## Prompt
Retype the records below word for word and omit any image.

## Materials provided
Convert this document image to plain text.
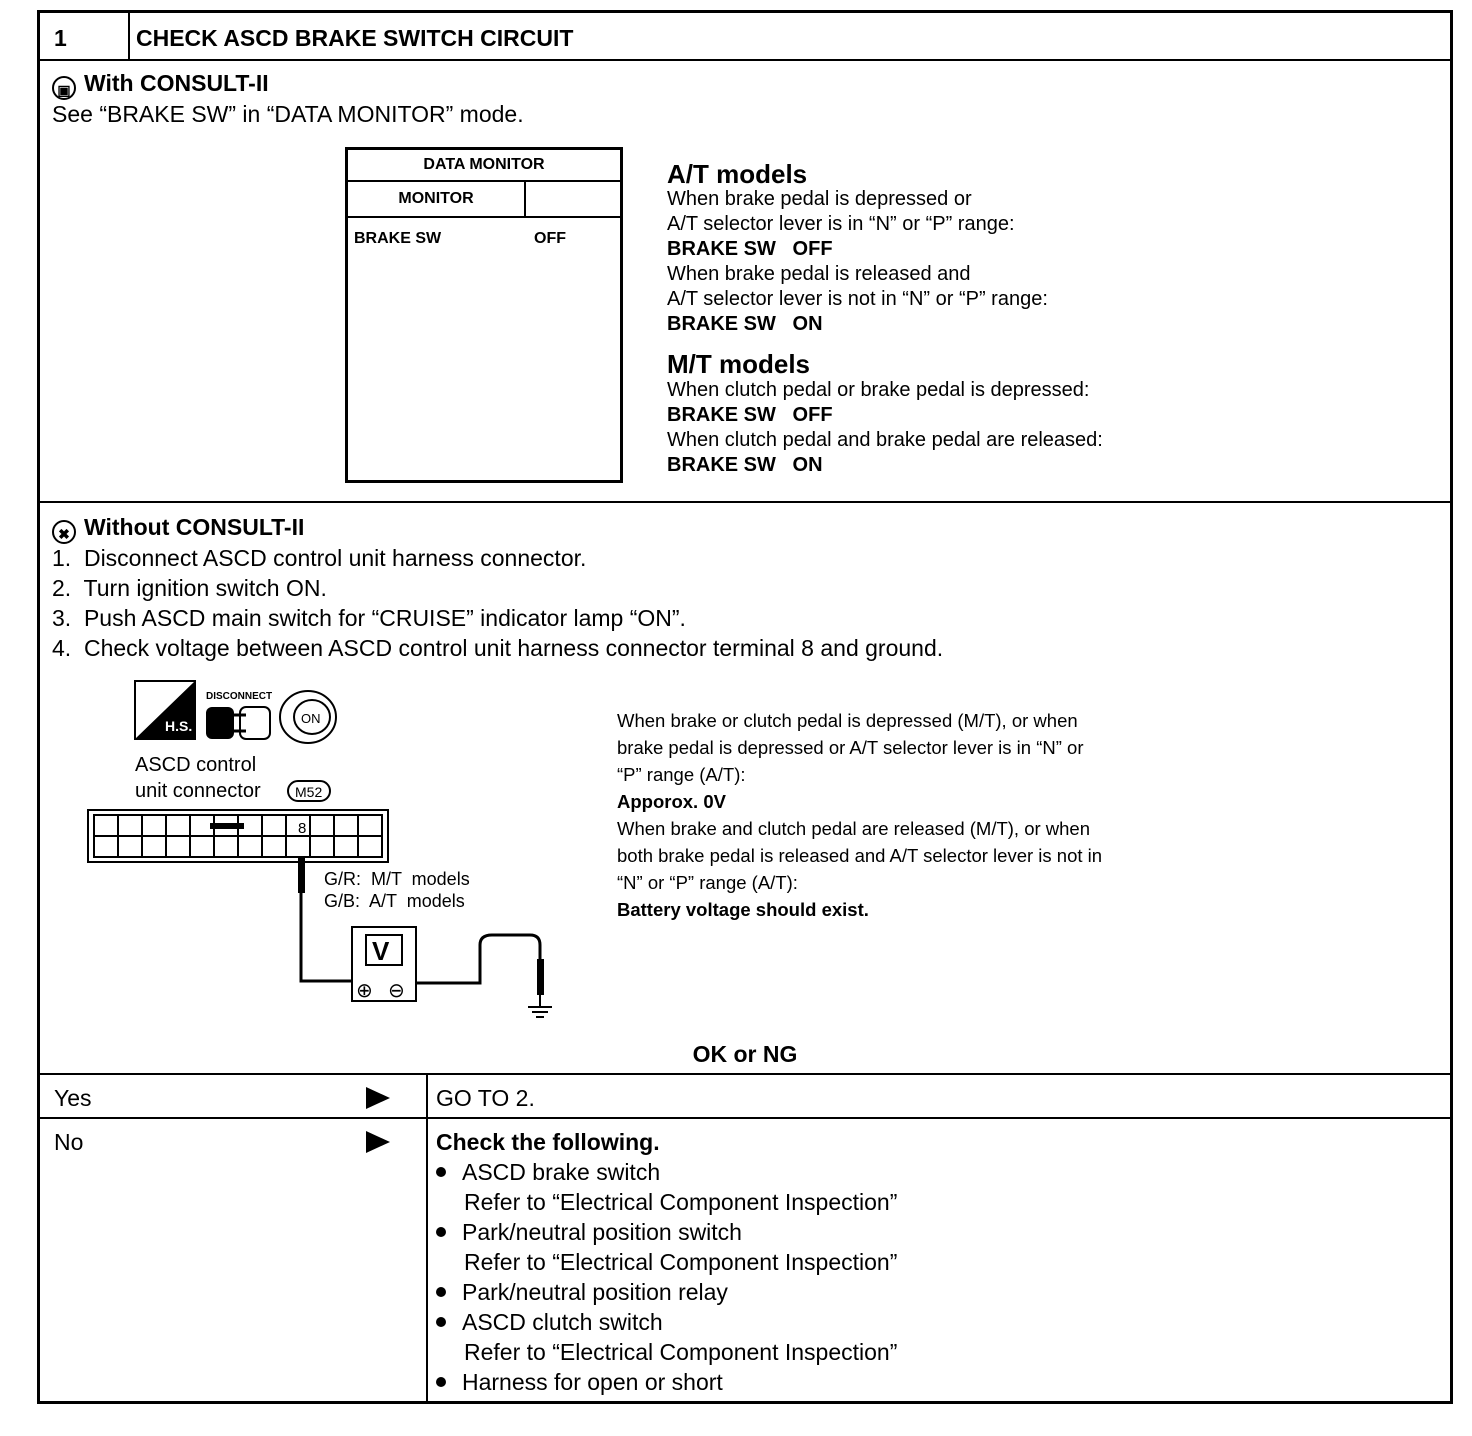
1	CHECK ASCD BRAKE SWITCH CIRCUIT
▣ With CONSULT-II
See “BRAKE SW” in “DATA MONITOR” mode.
DATA MONITOR
MONITOR
BRAKE SW	OFF
A/T models
When brake pedal is depressed or
A/T selector lever is in “N” or “P” range:
BRAKE SW   OFF
When brake pedal is released and
A/T selector lever is not in “N” or “P” range:
BRAKE SW   ON
M/T models
When clutch pedal or brake pedal is depressed:
BRAKE SW   OFF
When clutch pedal and brake pedal are released:
BRAKE SW   ON
✖ Without CONSULT-II
1.  Disconnect ASCD control unit harness connector.
2.  Turn ignition switch ON.
3.  Push ASCD main switch for “CRUISE” indicator lamp “ON”.
4.  Check voltage between ASCD control unit harness connector terminal 8 and ground.
H.S.
DISCONNECT
ON
ASCD control
unit connector M52
8
G/R:  M/T  models
G/B:  A/T  models
V
⊕ ⊖
When brake or clutch pedal is depressed (M/T), or when
brake pedal is depressed or A/T selector lever is in “N” or
“P” range (A/T):
Apporox. 0V
When brake and clutch pedal are released (M/T), or when
both brake pedal is released and A/T selector lever is not in
“N” or “P” range (A/T):
Battery voltage should exist.
OK or NG
Yes	GO TO 2.
No	Check the following.
ASCD brake switch
Refer to “Electrical Component Inspection”
Park/neutral position switch
Refer to “Electrical Component Inspection”
Park/neutral position relay
ASCD clutch switch
Refer to “Electrical Component Inspection”
Harness for open or short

## Result below
Convert this document image to plain text.
1	CHECK ASCD BRAKE SWITCH CIRCUIT
▣ With CONSULT-II
See “BRAKE SW” in “DATA MONITOR” mode.
DATA MONITOR
MONITOR
BRAKE SW	OFF
A/T models
When brake pedal is depressed or
A/T selector lever is in “N” or “P” range:
BRAKE SW   OFF
When brake pedal is released and
A/T selector lever is not in “N” or “P” range:
BRAKE SW   ON
M/T models
When clutch pedal or brake pedal is depressed:
BRAKE SW   OFF
When clutch pedal and brake pedal are released:
BRAKE SW   ON
✖ Without CONSULT-II
1.  Disconnect ASCD control unit harness connector.
2.  Turn ignition switch ON.
3.  Push ASCD main switch for “CRUISE” indicator lamp “ON”.
4.  Check voltage between ASCD control unit harness connector terminal 8 and ground.
H.S.
DISCONNECT
ON
ASCD control
unit connector M52
8
G/R:  M/T  models
G/B:  A/T  models
V
⊕ ⊖
When brake or clutch pedal is depressed (M/T), or when
brake pedal is depressed or A/T selector lever is in “N” or
“P” range (A/T):
Apporox. 0V
When brake and clutch pedal are released (M/T), or when
both brake pedal is released and A/T selector lever is not in
“N” or “P” range (A/T):
Battery voltage should exist.
OK or NG
Yes	GO TO 2.
No	Check the following.
ASCD brake switch
Refer to “Electrical Component Inspection”
Park/neutral position switch
Refer to “Electrical Component Inspection”
Park/neutral position relay
ASCD clutch switch
Refer to “Electrical Component Inspection”
Harness for open or short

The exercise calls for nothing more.